_What this task involves:_ Reproduce the data below word for word, from its very first line down through the line that contains "midi-channel-value[interactable]: omni xyxy=(113,53,133,63)", with both of those lines included.

_Data for the task:_

-- Begin --

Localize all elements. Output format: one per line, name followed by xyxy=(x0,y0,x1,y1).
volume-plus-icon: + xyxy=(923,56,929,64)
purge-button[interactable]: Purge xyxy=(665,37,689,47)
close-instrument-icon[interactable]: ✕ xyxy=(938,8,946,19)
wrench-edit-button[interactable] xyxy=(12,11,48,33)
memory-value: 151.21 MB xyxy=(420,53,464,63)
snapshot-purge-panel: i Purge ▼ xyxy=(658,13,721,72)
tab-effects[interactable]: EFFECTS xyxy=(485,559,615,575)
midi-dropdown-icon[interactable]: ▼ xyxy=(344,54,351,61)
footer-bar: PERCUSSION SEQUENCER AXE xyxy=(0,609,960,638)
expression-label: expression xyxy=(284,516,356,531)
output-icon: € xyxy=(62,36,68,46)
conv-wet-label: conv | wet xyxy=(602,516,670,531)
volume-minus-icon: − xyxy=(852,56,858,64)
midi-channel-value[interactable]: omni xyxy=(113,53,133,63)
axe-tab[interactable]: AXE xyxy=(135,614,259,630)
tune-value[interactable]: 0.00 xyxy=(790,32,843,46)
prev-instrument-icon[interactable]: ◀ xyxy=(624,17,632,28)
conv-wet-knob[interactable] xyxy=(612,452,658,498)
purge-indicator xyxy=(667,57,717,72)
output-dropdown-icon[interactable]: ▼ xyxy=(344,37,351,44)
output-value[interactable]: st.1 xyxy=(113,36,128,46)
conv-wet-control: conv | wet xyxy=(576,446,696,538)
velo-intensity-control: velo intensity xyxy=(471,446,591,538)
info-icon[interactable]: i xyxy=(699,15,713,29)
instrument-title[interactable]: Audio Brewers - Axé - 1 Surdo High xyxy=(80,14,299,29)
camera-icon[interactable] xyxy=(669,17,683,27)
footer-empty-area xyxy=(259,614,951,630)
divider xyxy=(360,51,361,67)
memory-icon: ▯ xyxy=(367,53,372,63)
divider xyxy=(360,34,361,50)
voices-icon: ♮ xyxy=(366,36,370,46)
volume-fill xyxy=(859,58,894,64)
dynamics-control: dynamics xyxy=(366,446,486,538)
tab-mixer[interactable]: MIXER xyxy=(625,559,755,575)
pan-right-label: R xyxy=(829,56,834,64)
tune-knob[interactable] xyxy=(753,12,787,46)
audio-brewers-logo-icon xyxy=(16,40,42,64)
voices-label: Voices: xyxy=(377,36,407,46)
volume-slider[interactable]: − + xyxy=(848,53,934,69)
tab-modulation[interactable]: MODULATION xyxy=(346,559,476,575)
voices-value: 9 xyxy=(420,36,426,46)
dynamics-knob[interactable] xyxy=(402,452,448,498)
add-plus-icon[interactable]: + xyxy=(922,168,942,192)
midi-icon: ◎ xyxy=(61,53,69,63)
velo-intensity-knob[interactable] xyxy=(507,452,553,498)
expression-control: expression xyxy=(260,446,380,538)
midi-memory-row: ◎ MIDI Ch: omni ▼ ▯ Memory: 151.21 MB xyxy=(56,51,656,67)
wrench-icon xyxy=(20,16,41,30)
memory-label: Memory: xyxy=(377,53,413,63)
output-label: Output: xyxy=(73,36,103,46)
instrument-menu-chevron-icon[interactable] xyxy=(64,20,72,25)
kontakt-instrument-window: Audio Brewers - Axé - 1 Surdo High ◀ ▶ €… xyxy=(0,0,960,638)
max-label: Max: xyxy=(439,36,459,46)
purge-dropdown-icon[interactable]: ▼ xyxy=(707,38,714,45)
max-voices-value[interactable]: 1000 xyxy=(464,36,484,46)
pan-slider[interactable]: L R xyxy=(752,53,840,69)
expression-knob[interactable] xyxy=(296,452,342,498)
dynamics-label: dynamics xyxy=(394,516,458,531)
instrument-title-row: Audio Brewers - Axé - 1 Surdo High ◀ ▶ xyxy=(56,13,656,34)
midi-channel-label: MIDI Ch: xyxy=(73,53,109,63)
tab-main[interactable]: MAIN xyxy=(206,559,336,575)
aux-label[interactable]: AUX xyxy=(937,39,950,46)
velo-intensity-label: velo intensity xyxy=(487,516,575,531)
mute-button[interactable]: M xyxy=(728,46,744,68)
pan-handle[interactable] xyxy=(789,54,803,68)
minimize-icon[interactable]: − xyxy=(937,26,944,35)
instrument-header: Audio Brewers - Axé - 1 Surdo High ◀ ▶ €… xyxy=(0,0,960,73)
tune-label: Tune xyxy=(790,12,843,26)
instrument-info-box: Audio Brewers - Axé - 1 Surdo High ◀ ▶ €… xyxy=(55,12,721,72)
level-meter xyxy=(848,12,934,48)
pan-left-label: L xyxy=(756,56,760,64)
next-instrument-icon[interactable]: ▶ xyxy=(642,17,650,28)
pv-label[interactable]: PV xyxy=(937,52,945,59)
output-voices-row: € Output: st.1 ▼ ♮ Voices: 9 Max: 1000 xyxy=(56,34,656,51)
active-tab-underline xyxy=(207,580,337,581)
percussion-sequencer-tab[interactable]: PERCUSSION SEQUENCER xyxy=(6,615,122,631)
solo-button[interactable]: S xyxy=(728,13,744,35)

-- End --

_Completed task:_
Localize all elements. Output format: one per line, name followed by xyxy=(x0,y0,x1,y1).
volume-plus-icon: + xyxy=(923,56,929,64)
purge-button[interactable]: Purge xyxy=(665,37,689,47)
close-instrument-icon[interactable]: ✕ xyxy=(938,8,946,19)
wrench-edit-button[interactable] xyxy=(12,11,48,33)
memory-value: 151.21 MB xyxy=(420,53,464,63)
snapshot-purge-panel: i Purge ▼ xyxy=(658,13,721,72)
tab-effects[interactable]: EFFECTS xyxy=(485,559,615,575)
midi-dropdown-icon[interactable]: ▼ xyxy=(344,54,351,61)
footer-bar: PERCUSSION SEQUENCER AXE xyxy=(0,609,960,638)
expression-label: expression xyxy=(284,516,356,531)
output-icon: € xyxy=(62,36,68,46)
conv-wet-label: conv | wet xyxy=(602,516,670,531)
volume-minus-icon: − xyxy=(852,56,858,64)
midi-channel-value[interactable]: omni xyxy=(113,53,133,63)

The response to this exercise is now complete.